→ Work instructions: Reproduce all the entries exactly and keep the pictures out.

→ The records:
===

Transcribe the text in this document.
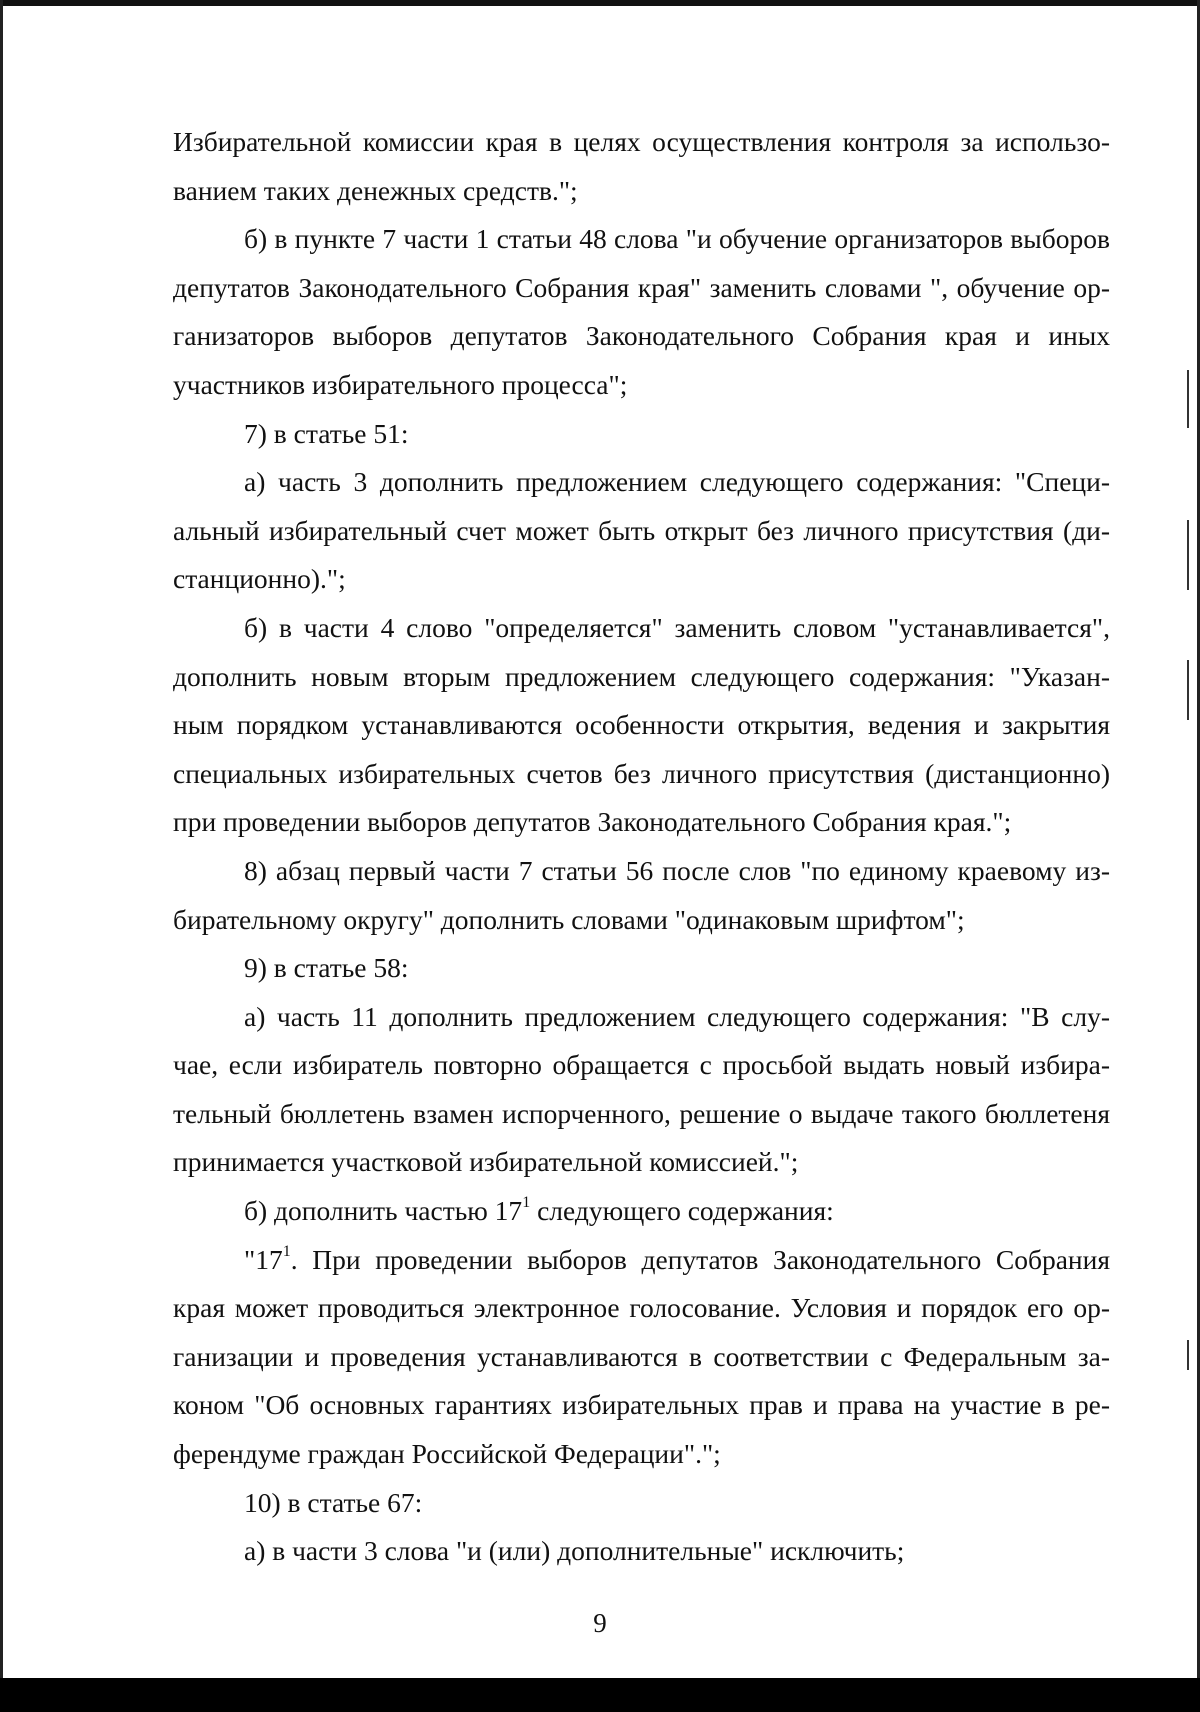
Избирательной комиссии края в целях осуществления контроля за использо-
ванием таких денежных средств.";
б) в пункте 7 части 1 статьи 48 слова "и обучение организаторов выборов
депутатов Законодательного Собрания края" заменить словами ", обучение ор-
ганизаторов выборов депутатов Законодательного Собрания края и иных
участников избирательного процесса";
7) в статье 51:
а) часть 3 дополнить предложением следующего содержания: "Специ-
альный избирательный счет может быть открыт без личного присутствия (ди-
станционно).";
б) в части 4 слово "определяется" заменить словом "устанавливается",
дополнить новым вторым предложением следующего содержания: "Указан-
ным порядком устанавливаются особенности открытия, ведения и закрытия
специальных избирательных счетов без личного присутствия (дистанционно)
при проведении выборов депутатов Законодательного Собрания края.";
8) абзац первый части 7 статьи 56 после слов "по единому краевому из-
бирательному округу" дополнить словами "одинаковым шрифтом";
9) в статье 58:
а) часть 11 дополнить предложением следующего содержания: "В слу-
чае, если избиратель повторно обращается с просьбой выдать новый избира-
тельный бюллетень взамен испорченного, решение о выдаче такого бюллетеня
принимается участковой избирательной комиссией.";
б) дополнить частью $17^1$ следующего содержания:
"$17^1$. При проведении выборов депутатов Законодательного Собрания
края может проводиться электронное голосование. Условия и порядок его ор-
ганизации и проведения устанавливаются в соответствии с Федеральным за-
коном "Об основных гарантиях избирательных прав и права на участие в ре-
ферендуме граждан Российской Федерации".";
10) в статье 67:
а) в части 3 слова "и (или) дополнительные" исключить;
9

===

→ The output:
Transcribe the text in this document.
Избирательной комиссии края в целях осуществления контроля за использо-
ванием таких денежных средств.";
б) в пункте 7 части 1 статьи 48 слова "и обучение организаторов выборов
депутатов Законодательного Собрания края" заменить словами ", обучение ор-
ганизаторов выборов депутатов Законодательного Собрания края и иных
участников избирательного процесса";
7) в статье 51:
а) часть 3 дополнить предложением следующего содержания: "Специ-
альный избирательный счет может быть открыт без личного присутствия (ди-
станционно).";
б) в части 4 слово "определяется" заменить словом "устанавливается",
дополнить новым вторым предложением следующего содержания: "Указан-
ным порядком устанавливаются особенности открытия, ведения и закрытия
специальных избирательных счетов без личного присутствия (дистанционно)
при проведении выборов депутатов Законодательного Собрания края.";
8) абзац первый части 7 статьи 56 после слов "по единому краевому из-
бирательному округу" дополнить словами "одинаковым шрифтом";
9) в статье 58:
а) часть 11 дополнить предложением следующего содержания: "В слу-
чае, если избиратель повторно обращается с просьбой выдать новый избира-
тельный бюллетень взамен испорченного, решение о выдаче такого бюллетеня
принимается участковой избирательной комиссией.";
б) дополнить частью $17^1$ следующего содержания:
"$17^1$. При проведении выборов депутатов Законодательного Собрания
края может проводиться электронное голосование. Условия и порядок его ор-
ганизации и проведения устанавливаются в соответствии с Федеральным за-
коном "Об основных гарантиях избирательных прав и права на участие в ре-
ферендуме граждан Российской Федерации".";
10) в статье 67:
а) в части 3 слова "и (или) дополнительные" исключить;
9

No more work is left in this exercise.